:: Extracted entries ::

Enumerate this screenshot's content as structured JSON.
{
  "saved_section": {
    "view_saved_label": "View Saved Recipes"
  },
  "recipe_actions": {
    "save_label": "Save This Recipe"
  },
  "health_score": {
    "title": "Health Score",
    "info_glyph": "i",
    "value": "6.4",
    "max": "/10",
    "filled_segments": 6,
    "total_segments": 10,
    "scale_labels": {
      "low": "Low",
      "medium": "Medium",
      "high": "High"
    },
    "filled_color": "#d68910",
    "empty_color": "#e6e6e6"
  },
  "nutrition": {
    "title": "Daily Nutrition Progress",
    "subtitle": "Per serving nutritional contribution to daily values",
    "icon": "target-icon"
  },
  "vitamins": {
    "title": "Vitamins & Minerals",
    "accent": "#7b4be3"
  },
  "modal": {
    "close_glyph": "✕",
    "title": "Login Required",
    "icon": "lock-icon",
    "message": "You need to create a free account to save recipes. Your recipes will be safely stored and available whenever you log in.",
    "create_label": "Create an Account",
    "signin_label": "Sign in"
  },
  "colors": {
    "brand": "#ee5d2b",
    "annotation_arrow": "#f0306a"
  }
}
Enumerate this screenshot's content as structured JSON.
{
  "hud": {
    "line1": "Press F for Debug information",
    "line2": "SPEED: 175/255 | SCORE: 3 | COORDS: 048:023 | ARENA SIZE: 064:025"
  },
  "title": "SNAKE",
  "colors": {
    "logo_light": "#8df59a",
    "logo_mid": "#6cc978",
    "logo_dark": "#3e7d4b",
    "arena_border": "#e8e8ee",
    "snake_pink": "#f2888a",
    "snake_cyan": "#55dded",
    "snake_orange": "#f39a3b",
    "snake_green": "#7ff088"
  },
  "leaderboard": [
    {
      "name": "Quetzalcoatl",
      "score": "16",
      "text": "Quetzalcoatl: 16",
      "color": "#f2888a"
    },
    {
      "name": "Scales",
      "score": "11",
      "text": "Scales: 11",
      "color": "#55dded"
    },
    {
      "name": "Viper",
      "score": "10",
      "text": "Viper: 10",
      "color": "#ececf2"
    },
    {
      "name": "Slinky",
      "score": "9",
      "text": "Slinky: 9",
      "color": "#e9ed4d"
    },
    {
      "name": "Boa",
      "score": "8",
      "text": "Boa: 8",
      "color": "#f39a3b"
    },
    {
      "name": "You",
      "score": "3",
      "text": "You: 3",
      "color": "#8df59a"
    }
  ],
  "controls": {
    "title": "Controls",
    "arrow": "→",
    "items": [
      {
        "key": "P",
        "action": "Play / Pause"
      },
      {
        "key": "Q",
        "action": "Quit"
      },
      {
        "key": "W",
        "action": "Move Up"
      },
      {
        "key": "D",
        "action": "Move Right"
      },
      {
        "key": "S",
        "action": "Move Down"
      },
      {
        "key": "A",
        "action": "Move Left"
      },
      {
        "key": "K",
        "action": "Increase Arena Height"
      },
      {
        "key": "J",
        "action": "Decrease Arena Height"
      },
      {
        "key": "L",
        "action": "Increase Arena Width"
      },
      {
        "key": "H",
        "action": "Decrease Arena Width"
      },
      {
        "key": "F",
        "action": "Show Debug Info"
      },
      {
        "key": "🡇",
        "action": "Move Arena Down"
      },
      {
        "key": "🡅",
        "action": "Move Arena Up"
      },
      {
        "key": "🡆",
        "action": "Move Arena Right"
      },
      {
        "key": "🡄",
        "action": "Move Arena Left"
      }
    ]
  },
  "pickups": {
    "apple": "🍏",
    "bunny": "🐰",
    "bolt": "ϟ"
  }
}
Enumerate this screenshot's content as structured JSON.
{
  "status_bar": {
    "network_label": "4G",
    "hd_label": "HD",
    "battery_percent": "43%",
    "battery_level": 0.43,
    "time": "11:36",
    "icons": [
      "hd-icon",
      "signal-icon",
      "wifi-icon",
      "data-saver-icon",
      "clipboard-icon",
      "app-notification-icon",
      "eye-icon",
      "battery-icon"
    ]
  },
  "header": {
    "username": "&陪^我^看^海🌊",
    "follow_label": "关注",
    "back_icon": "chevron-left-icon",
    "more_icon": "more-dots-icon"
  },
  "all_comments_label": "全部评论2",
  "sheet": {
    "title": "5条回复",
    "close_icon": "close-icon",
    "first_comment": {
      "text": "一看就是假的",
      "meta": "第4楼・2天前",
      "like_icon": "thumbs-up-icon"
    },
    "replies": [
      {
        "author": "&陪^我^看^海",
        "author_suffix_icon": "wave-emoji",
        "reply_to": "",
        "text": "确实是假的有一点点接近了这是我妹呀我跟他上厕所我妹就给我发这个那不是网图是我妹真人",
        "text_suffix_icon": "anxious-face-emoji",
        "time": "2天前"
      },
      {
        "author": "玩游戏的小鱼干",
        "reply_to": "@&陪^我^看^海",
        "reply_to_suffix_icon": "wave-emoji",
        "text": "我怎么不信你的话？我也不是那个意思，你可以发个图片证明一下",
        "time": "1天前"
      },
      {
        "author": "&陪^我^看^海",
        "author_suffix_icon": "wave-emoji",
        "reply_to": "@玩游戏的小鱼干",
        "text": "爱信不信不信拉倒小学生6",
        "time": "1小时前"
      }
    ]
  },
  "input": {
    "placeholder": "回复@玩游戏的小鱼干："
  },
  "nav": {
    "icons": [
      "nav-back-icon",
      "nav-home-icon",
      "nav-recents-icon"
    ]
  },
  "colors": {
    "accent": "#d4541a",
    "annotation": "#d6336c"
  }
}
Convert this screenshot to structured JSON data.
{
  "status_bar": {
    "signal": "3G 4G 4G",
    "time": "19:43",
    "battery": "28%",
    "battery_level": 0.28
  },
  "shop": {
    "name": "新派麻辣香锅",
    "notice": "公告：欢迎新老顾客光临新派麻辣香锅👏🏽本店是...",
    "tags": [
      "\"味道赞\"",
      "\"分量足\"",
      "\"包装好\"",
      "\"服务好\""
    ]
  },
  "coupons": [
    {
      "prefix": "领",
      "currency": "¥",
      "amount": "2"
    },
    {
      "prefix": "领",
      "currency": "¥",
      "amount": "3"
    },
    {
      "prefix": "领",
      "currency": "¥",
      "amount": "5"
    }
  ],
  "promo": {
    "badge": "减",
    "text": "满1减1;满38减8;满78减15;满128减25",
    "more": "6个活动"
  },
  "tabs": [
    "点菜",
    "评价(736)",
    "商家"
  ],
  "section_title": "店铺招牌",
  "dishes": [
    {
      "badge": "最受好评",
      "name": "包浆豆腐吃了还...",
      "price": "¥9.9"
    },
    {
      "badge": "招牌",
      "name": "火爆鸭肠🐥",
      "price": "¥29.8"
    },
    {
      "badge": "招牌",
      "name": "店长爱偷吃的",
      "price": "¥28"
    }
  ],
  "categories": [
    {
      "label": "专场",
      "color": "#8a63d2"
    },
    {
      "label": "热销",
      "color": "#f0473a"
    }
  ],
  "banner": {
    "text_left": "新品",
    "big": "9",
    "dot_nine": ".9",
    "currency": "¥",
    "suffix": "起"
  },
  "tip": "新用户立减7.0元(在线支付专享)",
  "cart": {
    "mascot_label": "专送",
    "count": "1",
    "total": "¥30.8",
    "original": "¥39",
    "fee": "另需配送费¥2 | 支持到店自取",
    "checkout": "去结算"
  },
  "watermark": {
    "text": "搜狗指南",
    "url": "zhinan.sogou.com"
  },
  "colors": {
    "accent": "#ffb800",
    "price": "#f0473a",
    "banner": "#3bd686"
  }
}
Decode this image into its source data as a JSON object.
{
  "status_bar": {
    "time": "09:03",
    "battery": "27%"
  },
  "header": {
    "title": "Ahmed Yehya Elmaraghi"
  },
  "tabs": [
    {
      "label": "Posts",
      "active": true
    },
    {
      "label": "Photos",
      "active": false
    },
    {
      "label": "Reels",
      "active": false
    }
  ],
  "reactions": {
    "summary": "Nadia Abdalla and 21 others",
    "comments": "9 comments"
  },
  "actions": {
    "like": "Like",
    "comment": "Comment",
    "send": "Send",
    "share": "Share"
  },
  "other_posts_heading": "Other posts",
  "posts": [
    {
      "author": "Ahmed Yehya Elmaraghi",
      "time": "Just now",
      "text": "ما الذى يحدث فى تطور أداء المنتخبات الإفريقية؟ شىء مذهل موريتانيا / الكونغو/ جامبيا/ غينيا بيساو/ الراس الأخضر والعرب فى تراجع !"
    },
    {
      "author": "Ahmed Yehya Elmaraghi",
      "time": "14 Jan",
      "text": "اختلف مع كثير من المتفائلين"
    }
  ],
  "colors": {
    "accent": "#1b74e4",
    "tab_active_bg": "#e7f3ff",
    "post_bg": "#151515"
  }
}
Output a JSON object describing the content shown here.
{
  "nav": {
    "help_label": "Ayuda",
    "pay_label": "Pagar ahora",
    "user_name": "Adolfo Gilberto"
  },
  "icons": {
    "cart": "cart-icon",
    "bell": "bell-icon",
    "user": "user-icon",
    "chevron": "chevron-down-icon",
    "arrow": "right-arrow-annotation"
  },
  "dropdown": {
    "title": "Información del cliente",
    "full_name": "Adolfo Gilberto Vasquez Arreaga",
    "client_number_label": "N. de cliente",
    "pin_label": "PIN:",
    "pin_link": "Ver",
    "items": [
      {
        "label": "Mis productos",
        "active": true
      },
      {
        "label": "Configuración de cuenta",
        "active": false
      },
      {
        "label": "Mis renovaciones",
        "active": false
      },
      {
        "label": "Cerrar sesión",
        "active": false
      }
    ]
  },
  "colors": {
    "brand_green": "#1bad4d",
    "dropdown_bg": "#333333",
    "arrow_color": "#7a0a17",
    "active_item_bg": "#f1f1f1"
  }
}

:::

§ **What is being asked**
Sift the material for lines with the string "chevron". Copy each one found.

§ **Response to this exercise**
    "back_icon": "chevron-left-icon",
    "chevron": "chevron-down-icon",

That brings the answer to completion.